(Excerpts from a figure dataset)
------------------------------------

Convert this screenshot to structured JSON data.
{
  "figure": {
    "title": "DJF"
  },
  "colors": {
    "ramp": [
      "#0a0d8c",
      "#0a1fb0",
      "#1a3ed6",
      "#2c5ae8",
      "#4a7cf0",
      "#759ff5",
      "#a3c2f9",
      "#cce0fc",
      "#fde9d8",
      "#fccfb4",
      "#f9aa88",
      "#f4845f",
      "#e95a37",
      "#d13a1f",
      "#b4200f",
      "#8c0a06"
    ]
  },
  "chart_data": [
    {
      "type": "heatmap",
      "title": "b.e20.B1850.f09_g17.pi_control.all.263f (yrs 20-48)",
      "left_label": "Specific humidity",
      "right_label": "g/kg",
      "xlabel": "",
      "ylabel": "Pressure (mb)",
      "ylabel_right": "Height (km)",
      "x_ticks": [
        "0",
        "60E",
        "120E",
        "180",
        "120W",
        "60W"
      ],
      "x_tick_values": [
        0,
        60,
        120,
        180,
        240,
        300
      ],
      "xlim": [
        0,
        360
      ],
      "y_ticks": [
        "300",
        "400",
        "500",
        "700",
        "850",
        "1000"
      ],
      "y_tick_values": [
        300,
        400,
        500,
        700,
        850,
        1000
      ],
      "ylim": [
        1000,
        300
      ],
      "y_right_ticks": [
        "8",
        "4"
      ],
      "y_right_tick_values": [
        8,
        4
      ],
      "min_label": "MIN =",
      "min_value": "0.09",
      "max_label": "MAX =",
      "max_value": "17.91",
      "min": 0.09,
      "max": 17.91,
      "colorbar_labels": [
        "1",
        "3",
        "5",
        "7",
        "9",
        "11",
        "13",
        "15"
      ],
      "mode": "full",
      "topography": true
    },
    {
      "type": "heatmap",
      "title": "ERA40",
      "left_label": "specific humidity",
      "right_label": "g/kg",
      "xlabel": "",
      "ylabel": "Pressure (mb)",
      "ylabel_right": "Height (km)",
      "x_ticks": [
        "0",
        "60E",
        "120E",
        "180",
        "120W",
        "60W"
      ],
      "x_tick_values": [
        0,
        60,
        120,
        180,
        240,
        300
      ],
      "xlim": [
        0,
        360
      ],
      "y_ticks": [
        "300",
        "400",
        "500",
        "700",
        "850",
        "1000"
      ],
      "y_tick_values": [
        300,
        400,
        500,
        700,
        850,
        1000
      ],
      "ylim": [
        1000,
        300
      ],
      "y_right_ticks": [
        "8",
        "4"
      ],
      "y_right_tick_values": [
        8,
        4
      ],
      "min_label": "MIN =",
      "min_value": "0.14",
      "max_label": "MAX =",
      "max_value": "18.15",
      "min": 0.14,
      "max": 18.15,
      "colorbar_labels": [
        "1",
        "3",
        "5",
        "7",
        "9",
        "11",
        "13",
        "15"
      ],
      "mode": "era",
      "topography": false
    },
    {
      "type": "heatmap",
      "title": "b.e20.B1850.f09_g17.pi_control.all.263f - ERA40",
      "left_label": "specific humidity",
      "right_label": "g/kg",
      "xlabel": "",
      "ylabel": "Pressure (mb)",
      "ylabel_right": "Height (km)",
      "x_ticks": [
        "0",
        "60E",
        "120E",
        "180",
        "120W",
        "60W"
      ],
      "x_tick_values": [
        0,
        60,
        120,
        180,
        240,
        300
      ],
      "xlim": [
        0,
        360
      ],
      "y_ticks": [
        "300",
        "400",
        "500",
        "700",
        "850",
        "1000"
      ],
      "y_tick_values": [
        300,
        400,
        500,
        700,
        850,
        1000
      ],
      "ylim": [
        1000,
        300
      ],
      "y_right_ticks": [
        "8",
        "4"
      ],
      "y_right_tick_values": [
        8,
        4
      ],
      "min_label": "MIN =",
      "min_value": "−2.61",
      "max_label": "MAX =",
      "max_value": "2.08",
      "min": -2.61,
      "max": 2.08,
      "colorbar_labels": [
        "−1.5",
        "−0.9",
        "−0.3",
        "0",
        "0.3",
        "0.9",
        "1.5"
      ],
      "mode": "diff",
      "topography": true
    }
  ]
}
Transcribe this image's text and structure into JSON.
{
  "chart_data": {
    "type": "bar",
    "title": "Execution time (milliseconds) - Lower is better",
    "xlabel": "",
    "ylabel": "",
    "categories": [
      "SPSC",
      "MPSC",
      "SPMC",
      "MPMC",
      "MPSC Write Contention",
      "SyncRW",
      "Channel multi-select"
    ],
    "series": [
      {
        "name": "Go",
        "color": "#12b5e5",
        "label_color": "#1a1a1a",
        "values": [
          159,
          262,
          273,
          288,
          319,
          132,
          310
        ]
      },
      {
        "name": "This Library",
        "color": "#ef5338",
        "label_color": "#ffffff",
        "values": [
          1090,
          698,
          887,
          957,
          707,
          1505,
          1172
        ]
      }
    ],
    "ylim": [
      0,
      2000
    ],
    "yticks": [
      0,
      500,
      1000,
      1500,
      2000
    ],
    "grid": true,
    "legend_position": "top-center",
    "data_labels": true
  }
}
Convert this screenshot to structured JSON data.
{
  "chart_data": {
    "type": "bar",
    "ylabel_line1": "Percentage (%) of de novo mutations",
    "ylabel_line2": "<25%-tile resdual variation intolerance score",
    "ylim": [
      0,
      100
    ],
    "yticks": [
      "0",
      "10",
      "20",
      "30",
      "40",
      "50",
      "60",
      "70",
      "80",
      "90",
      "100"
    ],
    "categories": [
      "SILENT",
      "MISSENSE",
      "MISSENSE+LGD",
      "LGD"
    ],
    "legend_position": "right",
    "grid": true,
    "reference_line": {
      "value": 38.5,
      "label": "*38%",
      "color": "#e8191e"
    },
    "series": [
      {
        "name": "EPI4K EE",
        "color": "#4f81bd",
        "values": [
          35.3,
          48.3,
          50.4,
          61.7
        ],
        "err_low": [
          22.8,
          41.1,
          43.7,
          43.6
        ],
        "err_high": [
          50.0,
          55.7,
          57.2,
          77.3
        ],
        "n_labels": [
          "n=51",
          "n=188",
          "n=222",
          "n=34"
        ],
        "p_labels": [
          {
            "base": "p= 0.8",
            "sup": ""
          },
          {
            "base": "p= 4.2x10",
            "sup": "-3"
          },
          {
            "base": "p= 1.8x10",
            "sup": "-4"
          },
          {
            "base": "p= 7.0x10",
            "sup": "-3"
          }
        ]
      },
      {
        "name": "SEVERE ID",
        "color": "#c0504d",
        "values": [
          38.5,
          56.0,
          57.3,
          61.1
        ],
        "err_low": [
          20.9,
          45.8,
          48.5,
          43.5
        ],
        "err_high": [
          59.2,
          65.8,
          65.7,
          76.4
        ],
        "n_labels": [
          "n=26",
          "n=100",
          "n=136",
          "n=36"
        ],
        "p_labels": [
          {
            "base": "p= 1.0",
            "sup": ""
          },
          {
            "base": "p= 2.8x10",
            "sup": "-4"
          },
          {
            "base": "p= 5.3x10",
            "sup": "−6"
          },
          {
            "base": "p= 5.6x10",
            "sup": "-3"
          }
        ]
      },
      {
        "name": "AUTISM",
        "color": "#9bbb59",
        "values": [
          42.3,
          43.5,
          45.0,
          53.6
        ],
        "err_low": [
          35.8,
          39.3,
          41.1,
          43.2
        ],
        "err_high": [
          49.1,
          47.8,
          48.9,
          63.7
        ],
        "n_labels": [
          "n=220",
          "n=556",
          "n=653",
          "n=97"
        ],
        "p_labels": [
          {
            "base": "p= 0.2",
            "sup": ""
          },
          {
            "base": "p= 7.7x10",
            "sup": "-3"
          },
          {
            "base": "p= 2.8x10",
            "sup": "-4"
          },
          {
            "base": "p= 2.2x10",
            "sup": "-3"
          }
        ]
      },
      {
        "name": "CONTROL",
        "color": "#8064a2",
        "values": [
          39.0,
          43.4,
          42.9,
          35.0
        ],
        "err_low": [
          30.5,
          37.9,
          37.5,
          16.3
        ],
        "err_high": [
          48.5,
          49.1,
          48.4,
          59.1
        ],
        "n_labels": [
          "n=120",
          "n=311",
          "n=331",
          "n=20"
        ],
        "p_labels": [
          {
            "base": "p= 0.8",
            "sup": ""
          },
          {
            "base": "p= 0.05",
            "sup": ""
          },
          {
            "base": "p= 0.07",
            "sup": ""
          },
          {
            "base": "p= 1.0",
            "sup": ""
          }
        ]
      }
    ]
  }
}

------------------------------------

> _TO BE DONE_
Every line in the data above that contains "name" needs to be copied.

> _EXPECTED ANSWER_
        "name": "Go",
        "name": "This Library",
        "name": "EPI4K EE",
        "name": "SEVERE ID",
        "name": "AUTISM",
        "name": "CONTROL",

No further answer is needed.